• **Do this**
Output all of the entries exactly as written.

* BEGIN Data for this task *

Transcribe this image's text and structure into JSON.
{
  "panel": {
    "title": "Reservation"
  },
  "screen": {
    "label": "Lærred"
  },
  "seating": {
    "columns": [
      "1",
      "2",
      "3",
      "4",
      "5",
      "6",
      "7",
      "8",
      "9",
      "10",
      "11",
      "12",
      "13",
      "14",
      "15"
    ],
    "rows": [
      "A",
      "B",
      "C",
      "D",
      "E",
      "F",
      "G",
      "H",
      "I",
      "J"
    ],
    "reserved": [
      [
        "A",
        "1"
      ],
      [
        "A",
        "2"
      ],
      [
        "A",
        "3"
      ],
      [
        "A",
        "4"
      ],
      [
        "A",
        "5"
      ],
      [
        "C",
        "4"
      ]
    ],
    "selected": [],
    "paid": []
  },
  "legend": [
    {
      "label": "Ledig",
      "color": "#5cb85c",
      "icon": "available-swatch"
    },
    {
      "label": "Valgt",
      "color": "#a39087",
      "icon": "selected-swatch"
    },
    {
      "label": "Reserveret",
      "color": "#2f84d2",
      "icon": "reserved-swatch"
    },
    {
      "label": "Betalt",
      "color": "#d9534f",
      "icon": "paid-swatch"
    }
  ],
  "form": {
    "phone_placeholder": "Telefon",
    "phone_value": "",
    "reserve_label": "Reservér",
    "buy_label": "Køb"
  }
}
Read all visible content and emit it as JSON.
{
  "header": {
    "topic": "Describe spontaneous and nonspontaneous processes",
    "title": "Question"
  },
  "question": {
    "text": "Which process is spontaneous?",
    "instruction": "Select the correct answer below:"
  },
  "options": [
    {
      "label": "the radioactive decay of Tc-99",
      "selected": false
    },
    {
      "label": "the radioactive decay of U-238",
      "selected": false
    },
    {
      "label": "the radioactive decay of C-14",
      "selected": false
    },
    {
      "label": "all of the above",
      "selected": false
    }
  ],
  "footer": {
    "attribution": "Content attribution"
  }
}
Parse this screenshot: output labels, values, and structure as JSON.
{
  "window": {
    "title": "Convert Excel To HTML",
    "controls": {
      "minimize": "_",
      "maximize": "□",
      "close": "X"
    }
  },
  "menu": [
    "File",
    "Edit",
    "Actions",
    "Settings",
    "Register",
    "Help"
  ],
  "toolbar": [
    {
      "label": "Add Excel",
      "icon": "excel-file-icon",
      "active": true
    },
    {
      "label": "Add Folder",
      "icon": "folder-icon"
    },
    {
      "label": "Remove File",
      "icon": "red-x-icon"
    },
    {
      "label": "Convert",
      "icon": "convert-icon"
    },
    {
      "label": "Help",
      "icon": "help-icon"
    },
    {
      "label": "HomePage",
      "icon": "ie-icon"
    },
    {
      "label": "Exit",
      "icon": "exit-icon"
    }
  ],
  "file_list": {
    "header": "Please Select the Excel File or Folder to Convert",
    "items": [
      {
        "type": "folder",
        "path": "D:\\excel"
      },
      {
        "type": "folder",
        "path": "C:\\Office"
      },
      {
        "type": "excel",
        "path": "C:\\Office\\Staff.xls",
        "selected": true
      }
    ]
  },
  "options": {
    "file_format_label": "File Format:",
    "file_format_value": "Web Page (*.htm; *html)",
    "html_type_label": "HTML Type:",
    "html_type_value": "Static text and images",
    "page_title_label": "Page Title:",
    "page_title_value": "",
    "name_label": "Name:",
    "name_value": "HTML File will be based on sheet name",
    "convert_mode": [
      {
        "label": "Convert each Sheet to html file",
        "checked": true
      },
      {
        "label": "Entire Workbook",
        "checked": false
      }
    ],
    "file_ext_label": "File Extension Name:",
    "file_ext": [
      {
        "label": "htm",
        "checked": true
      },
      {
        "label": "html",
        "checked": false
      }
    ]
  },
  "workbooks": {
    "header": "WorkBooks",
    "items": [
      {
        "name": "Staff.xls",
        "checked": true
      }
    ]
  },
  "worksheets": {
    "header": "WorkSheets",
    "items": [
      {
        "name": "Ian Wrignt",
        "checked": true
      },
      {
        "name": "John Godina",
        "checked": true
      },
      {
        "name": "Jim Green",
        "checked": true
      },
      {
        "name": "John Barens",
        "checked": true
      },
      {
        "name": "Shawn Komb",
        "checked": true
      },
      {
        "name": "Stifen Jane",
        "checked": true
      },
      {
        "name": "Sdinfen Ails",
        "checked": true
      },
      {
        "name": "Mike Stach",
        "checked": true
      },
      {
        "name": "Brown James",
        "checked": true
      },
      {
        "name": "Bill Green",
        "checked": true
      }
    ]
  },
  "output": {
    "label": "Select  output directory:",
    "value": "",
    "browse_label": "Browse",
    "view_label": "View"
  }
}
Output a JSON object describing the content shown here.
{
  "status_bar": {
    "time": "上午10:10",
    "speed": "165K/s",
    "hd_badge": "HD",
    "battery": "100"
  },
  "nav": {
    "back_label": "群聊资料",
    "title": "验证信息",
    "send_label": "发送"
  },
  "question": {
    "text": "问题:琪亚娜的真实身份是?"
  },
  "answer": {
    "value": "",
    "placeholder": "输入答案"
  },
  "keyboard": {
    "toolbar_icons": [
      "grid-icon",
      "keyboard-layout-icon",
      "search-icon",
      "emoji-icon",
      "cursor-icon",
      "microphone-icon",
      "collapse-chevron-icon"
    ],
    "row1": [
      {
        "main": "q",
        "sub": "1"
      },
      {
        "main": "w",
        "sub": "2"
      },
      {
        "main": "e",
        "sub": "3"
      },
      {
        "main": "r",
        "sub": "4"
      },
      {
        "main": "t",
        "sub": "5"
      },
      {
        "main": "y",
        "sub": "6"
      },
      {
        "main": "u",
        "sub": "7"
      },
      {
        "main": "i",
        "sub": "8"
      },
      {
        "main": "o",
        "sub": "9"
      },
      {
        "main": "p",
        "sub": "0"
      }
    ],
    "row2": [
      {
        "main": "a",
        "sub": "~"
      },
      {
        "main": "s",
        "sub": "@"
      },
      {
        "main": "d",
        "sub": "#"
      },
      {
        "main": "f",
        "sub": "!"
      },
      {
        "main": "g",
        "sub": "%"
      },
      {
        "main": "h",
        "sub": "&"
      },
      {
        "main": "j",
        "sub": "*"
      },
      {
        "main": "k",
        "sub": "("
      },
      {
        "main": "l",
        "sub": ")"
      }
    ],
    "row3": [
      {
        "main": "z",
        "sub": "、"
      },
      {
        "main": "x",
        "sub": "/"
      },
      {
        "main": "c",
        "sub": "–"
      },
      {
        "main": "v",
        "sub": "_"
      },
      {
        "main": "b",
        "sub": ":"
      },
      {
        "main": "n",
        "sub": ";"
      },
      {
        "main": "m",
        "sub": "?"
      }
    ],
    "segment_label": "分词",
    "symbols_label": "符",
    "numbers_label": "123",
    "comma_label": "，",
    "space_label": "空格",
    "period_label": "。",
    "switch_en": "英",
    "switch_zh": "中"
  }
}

* END Data for this task *

• **Output of the exercise**
Transcribe this image's text and structure into JSON.
{
  "panel": {
    "title": "Reservation"
  },
  "screen": {
    "label": "Lærred"
  },
  "seating": {
    "columns": [
      "1",
      "2",
      "3",
      "4",
      "5",
      "6",
      "7",
      "8",
      "9",
      "10",
      "11",
      "12",
      "13",
      "14",
      "15"
    ],
    "rows": [
      "A",
      "B",
      "C",
      "D",
      "E",
      "F",
      "G",
      "H",
      "I",
      "J"
    ],
    "reserved": [
      [
        "A",
        "1"
      ],
      [
        "A",
        "2"
      ],
      [
        "A",
        "3"
      ],
      [
        "A",
        "4"
      ],
      [
        "A",
        "5"
      ],
      [
        "C",
        "4"
      ]
    ],
    "selected": [],
    "paid": []
  },
  "legend": [
    {
      "label": "Ledig",
      "color": "#5cb85c",
      "icon": "available-swatch"
    },
    {
      "label": "Valgt",
      "color": "#a39087",
      "icon": "selected-swatch"
    },
    {
      "label": "Reserveret",
      "color": "#2f84d2",
      "icon": "reserved-swatch"
    },
    {
      "label": "Betalt",
      "color": "#d9534f",
      "icon": "paid-swatch"
    }
  ],
  "form": {
    "phone_placeholder": "Telefon",
    "phone_value": "",
    "reserve_label": "Reservér",
    "buy_label": "Køb"
  }
}
Read all visible content and emit it as JSON.
{
  "header": {
    "topic": "Describe spontaneous and nonspontaneous processes",
    "title": "Question"
  },
  "question": {
    "text": "Which process is spontaneous?",
    "instruction": "Select the correct answer below:"
  },
  "options": [
    {
      "label": "the radioactive decay of Tc-99",
      "selected": false
    },
    {
      "label": "the radioactive decay of U-238",
      "selected": false
    },
    {
      "label": "the radioactive decay of C-14",
      "selected": false
    },
    {
      "label": "all of the above",
      "selected": false
    }
  ],
  "footer": {
    "attribution": "Content attribution"
  }
}
Parse this screenshot: output labels, values, and structure as JSON.
{
  "window": {
    "title": "Convert Excel To HTML",
    "controls": {
      "minimize": "_",
      "maximize": "□",
      "close": "X"
    }
  },
  "menu": [
    "File",
    "Edit",
    "Actions",
    "Settings",
    "Register",
    "Help"
  ],
  "toolbar": [
    {
      "label": "Add Excel",
      "icon": "excel-file-icon",
      "active": true
    },
    {
      "label": "Add Folder",
      "icon": "folder-icon"
    },
    {
      "label": "Remove File",
      "icon": "red-x-icon"
    },
    {
      "label": "Convert",
      "icon": "convert-icon"
    },
    {
      "label": "Help",
      "icon": "help-icon"
    },
    {
      "label": "HomePage",
      "icon": "ie-icon"
    },
    {
      "label": "Exit",
      "icon": "exit-icon"
    }
  ],
  "file_list": {
    "header": "Please Select the Excel File or Folder to Convert",
    "items": [
      {
        "type": "folder",
        "path": "D:\\excel"
      },
      {
        "type": "folder",
        "path": "C:\\Office"
      },
      {
        "type": "excel",
        "path": "C:\\Office\\Staff.xls",
        "selected": true
      }
    ]
  },
  "options": {
    "file_format_label": "File Format:",
    "file_format_value": "Web Page (*.htm; *html)",
    "html_type_label": "HTML Type:",
    "html_type_value": "Static text and images",
    "page_title_label": "Page Title:",
    "page_title_value": "",
    "name_label": "Name:",
    "name_value": "HTML File will be based on sheet name",
    "convert_mode": [
      {
        "label": "Convert each Sheet to html file",
        "checked": true
      },
      {
        "label": "Entire Workbook",
        "checked": false
      }
    ],
    "file_ext_label": "File Extension Name:",
    "file_ext": [
      {
        "label": "htm",
        "checked": true
      },
      {
        "label": "html",
        "checked": false
      }
    ]
  },
  "workbooks": {
    "header": "WorkBooks",
    "items": [
      {
        "name": "Staff.xls",
        "checked": true
      }
    ]
  },
  "worksheets": {
    "header": "WorkSheets",
    "items": [
      {
        "name": "Ian Wrignt",
        "checked": true
      },
      {
        "name": "John Godina",
        "checked": true
      },
      {
        "name": "Jim Green",
        "checked": true
      },
      {
        "name": "John Barens",
        "checked": true
      },
      {
        "name": "Shawn Komb",
        "checked": true
      },
      {
        "name": "Stifen Jane",
        "checked": true
      },
      {
        "name": "Sdinfen Ails",
        "checked": true
      },
      {
        "name": "Mike Stach",
        "checked": true
      },
      {
        "name": "Brown James",
        "checked": true
      },
      {
        "name": "Bill Green",
        "checked": true
      }
    ]
  },
  "output": {
    "label": "Select  output directory:",
    "value": "",
    "browse_label": "Browse",
    "view_label": "View"
  }
}
Output a JSON object describing the content shown here.
{
  "status_bar": {
    "time": "上午10:10",
    "speed": "165K/s",
    "hd_badge": "HD",
    "battery": "100"
  },
  "nav": {
    "back_label": "群聊资料",
    "title": "验证信息",
    "send_label": "发送"
  },
  "question": {
    "text": "问题:琪亚娜的真实身份是?"
  },
  "answer": {
    "value": "",
    "placeholder": "输入答案"
  },
  "keyboard": {
    "toolbar_icons": [
      "grid-icon",
      "keyboard-layout-icon",
      "search-icon",
      "emoji-icon",
      "cursor-icon",
      "microphone-icon",
      "collapse-chevron-icon"
    ],
    "row1": [
      {
        "main": "q",
        "sub": "1"
      },
      {
        "main": "w",
        "sub": "2"
      },
      {
        "main": "e",
        "sub": "3"
      },
      {
        "main": "r",
        "sub": "4"
      },
      {
        "main": "t",
        "sub": "5"
      },
      {
        "main": "y",
        "sub": "6"
      },
      {
        "main": "u",
        "sub": "7"
      },
      {
        "main": "i",
        "sub": "8"
      },
      {
        "main": "o",
        "sub": "9"
      },
      {
        "main": "p",
        "sub": "0"
      }
    ],
    "row2": [
      {
        "main": "a",
        "sub": "~"
      },
      {
        "main": "s",
        "sub": "@"
      },
      {
        "main": "d",
        "sub": "#"
      },
      {
        "main": "f",
        "sub": "!"
      },
      {
        "main": "g",
        "sub": "%"
      },
      {
        "main": "h",
        "sub": "&"
      },
      {
        "main": "j",
        "sub": "*"
      },
      {
        "main": "k",
        "sub": "("
      },
      {
        "main": "l",
        "sub": ")"
      }
    ],
    "row3": [
      {
        "main": "z",
        "sub": "、"
      },
      {
        "main": "x",
        "sub": "/"
      },
      {
        "main": "c",
        "sub": "–"
      },
      {
        "main": "v",
        "sub": "_"
      },
      {
        "main": "b",
        "sub": ":"
      },
      {
        "main": "n",
        "sub": ";"
      },
      {
        "main": "m",
        "sub": "?"
      }
    ],
    "segment_label": "分词",
    "symbols_label": "符",
    "numbers_label": "123",
    "comma_label": "，",
    "space_label": "空格",
    "period_label": "。",
    "switch_en": "英",
    "switch_zh": "中"
  }
}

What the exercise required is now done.